Description of the task: Repeat the whole listing below, word for word.

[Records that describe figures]
+===+
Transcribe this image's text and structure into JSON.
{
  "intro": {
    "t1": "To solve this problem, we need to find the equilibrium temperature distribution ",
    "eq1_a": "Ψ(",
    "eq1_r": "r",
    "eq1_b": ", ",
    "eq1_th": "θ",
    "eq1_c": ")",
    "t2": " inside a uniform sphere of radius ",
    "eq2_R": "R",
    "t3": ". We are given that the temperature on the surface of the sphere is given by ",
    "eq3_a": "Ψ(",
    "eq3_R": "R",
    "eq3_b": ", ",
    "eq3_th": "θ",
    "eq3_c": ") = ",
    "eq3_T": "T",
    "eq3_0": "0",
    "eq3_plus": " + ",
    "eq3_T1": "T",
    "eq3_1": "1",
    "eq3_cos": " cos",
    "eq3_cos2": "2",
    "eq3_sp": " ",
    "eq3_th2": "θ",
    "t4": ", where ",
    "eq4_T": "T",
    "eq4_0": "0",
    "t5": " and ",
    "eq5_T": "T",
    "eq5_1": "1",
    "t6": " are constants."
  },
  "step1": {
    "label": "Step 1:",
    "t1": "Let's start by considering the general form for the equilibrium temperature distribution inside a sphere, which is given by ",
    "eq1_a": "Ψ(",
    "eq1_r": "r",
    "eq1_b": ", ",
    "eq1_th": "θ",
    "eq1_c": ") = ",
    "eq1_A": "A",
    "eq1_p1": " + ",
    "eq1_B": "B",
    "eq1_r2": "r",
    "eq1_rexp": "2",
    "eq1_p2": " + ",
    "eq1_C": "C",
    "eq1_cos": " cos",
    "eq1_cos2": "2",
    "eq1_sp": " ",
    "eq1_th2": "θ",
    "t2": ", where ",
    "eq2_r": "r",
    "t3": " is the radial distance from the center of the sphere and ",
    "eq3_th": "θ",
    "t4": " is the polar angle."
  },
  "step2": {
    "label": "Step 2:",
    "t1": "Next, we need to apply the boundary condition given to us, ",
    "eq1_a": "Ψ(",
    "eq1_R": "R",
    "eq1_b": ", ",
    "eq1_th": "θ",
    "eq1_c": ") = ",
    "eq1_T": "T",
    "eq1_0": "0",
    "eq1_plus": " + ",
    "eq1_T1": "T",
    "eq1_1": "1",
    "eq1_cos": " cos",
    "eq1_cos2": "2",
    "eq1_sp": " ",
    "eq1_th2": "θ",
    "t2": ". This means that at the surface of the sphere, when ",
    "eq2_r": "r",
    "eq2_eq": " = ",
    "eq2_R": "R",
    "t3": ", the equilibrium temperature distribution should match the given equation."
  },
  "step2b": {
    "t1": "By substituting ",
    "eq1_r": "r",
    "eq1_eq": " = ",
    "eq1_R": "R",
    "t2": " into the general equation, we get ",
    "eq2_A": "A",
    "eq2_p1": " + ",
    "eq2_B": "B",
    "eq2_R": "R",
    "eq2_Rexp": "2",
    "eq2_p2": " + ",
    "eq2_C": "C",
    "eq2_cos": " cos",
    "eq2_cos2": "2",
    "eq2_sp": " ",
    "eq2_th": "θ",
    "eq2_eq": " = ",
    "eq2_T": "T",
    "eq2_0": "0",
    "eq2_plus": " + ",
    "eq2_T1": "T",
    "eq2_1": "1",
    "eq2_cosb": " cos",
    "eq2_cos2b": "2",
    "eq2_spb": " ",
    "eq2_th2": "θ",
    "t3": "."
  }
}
+===+
Full solution:
Transcribe this image's text and structure into JSON.
{
  "intro": {
    "t1": "To solve this problem, we need to find the equilibrium temperature distribution ",
    "eq1_a": "Ψ(",
    "eq1_r": "r",
    "eq1_b": ", ",
    "eq1_th": "θ",
    "eq1_c": ")",
    "t2": " inside a uniform sphere of radius ",
    "eq2_R": "R",
    "t3": ". We are given that the temperature on the surface of the sphere is given by ",
    "eq3_a": "Ψ(",
    "eq3_R": "R",
    "eq3_b": ", ",
    "eq3_th": "θ",
    "eq3_c": ") = ",
    "eq3_T": "T",
    "eq3_0": "0",
    "eq3_plus": " + ",
    "eq3_T1": "T",
    "eq3_1": "1",
    "eq3_cos": " cos",
    "eq3_cos2": "2",
    "eq3_sp": " ",
    "eq3_th2": "θ",
    "t4": ", where ",
    "eq4_T": "T",
    "eq4_0": "0",
    "t5": " and ",
    "eq5_T": "T",
    "eq5_1": "1",
    "t6": " are constants."
  },
  "step1": {
    "label": "Step 1:",
    "t1": "Let's start by considering the general form for the equilibrium temperature distribution inside a sphere, which is given by ",
    "eq1_a": "Ψ(",
    "eq1_r": "r",
    "eq1_b": ", ",
    "eq1_th": "θ",
    "eq1_c": ") = ",
    "eq1_A": "A",
    "eq1_p1": " + ",
    "eq1_B": "B",
    "eq1_r2": "r",
    "eq1_rexp": "2",
    "eq1_p2": " + ",
    "eq1_C": "C",
    "eq1_cos": " cos",
    "eq1_cos2": "2",
    "eq1_sp": " ",
    "eq1_th2": "θ",
    "t2": ", where ",
    "eq2_r": "r",
    "t3": " is the radial distance from the center of the sphere and ",
    "eq3_th": "θ",
    "t4": " is the polar angle."
  },
  "step2": {
    "label": "Step 2:",
    "t1": "Next, we need to apply the boundary condition given to us, ",
    "eq1_a": "Ψ(",
    "eq1_R": "R",
    "eq1_b": ", ",
    "eq1_th": "θ",
    "eq1_c": ") = ",
    "eq1_T": "T",
    "eq1_0": "0",
    "eq1_plus": " + ",
    "eq1_T1": "T",
    "eq1_1": "1",
    "eq1_cos": " cos",
    "eq1_cos2": "2",
    "eq1_sp": " ",
    "eq1_th2": "θ",
    "t2": ". This means that at the surface of the sphere, when ",
    "eq2_r": "r",
    "eq2_eq": " = ",
    "eq2_R": "R",
    "t3": ", the equilibrium temperature distribution should match the given equation."
  },
  "step2b": {
    "t1": "By substituting ",
    "eq1_r": "r",
    "eq1_eq": " = ",
    "eq1_R": "R",
    "t2": " into the general equation, we get ",
    "eq2_A": "A",
    "eq2_p1": " + ",
    "eq2_B": "B",
    "eq2_R": "R",
    "eq2_Rexp": "2",
    "eq2_p2": " + ",
    "eq2_C": "C",
    "eq2_cos": " cos",
    "eq2_cos2": "2",
    "eq2_sp": " ",
    "eq2_th": "θ",
    "eq2_eq": " = ",
    "eq2_T": "T",
    "eq2_0": "0",
    "eq2_plus": " + ",
    "eq2_T1": "T",
    "eq2_1": "1",
    "eq2_cosb": " cos",
    "eq2_cos2b": "2",
    "eq2_spb": " ",
    "eq2_th2": "θ",
    "t3": "."
  }
}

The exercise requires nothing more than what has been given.